>>>
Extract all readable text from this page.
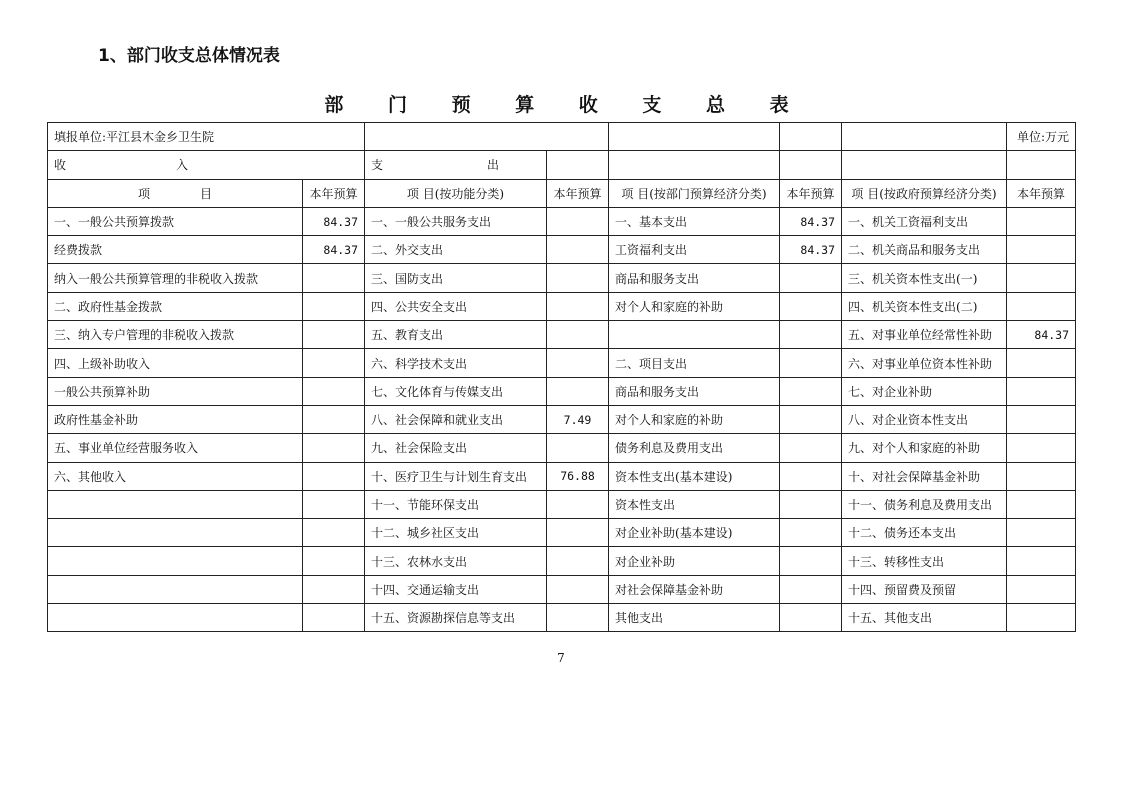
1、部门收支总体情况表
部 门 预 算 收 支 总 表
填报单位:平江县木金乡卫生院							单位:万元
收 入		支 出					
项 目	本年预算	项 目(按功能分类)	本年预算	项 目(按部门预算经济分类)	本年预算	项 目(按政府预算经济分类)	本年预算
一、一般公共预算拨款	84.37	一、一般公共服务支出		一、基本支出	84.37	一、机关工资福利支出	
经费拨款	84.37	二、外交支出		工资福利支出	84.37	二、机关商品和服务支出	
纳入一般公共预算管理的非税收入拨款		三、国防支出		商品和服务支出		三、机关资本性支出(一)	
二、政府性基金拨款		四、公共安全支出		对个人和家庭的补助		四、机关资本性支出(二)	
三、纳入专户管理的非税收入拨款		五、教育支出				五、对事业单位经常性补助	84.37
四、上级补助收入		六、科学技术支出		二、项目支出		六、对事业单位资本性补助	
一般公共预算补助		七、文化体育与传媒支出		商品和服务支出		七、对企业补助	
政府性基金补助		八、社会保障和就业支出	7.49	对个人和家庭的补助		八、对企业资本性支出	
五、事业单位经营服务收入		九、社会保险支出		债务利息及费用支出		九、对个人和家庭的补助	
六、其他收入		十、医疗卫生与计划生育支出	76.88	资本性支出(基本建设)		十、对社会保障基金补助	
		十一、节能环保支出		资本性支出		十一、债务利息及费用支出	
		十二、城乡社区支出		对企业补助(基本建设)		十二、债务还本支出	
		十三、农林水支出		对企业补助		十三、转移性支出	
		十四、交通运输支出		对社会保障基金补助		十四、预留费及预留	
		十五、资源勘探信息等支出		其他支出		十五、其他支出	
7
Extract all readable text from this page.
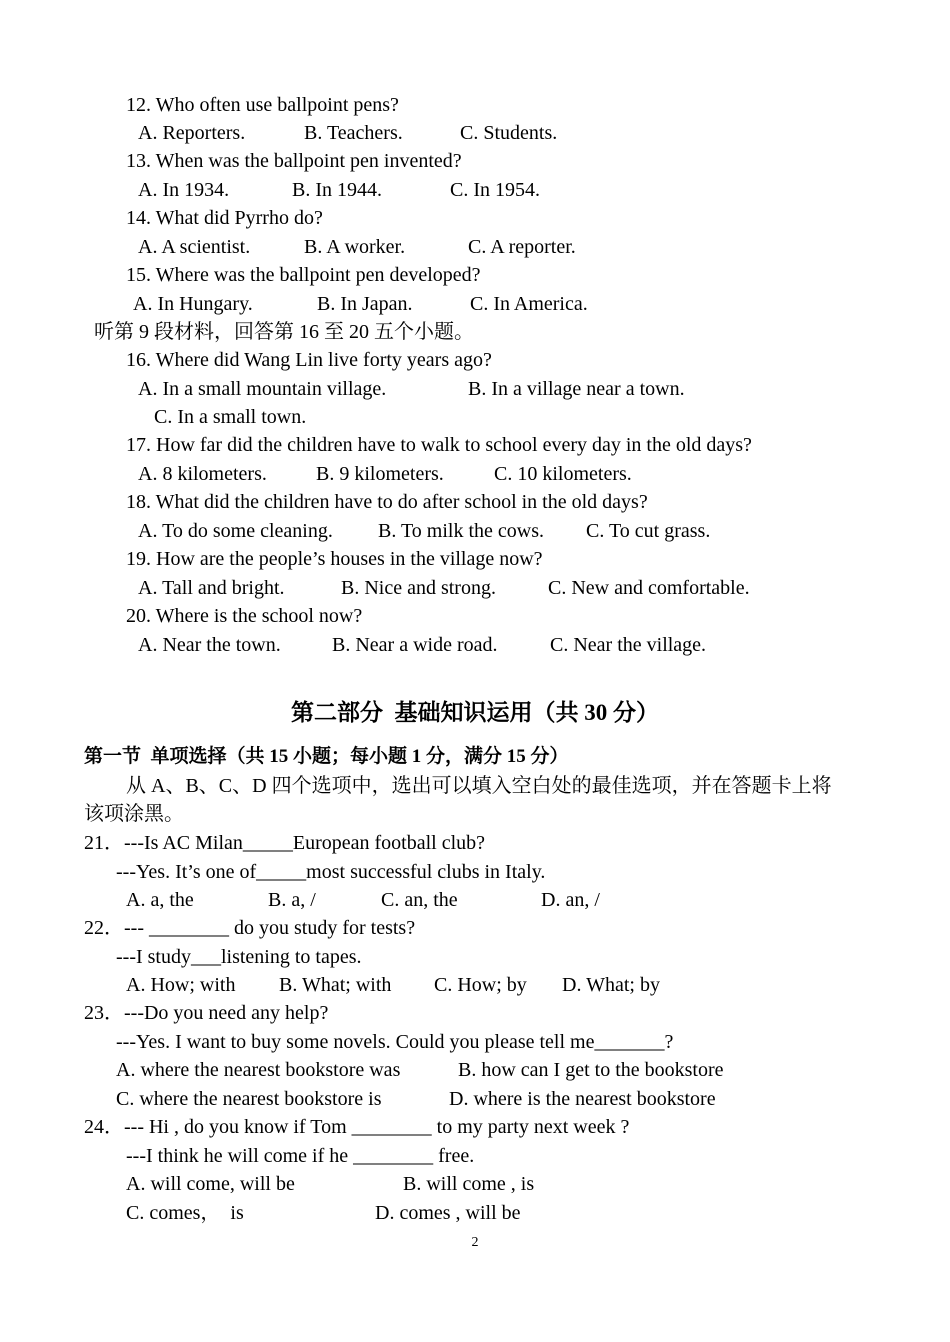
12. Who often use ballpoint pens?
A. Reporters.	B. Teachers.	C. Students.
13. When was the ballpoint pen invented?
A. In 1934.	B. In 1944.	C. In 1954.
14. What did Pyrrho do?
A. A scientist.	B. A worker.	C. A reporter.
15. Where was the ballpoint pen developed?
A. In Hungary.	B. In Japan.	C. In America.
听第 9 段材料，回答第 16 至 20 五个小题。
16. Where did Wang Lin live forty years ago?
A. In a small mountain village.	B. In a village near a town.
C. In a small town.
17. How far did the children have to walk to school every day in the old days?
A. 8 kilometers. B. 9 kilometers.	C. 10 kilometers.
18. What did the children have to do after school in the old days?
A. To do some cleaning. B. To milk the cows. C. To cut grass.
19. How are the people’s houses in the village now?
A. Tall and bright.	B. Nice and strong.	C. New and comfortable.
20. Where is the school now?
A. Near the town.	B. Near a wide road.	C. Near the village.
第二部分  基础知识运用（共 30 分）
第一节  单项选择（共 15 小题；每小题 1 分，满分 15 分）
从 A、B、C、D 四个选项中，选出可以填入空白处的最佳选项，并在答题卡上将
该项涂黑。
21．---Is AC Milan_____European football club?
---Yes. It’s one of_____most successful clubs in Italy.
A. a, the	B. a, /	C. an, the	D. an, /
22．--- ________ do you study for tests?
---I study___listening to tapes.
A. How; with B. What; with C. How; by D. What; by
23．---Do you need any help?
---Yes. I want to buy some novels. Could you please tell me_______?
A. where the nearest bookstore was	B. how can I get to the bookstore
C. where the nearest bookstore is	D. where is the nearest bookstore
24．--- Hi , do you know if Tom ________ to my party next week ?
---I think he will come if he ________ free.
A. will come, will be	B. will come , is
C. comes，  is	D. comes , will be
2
<<<
- [Task objective]: Reply with one number only, the count of lines above that hold the string "对企业补助".

- [Written reply]: 3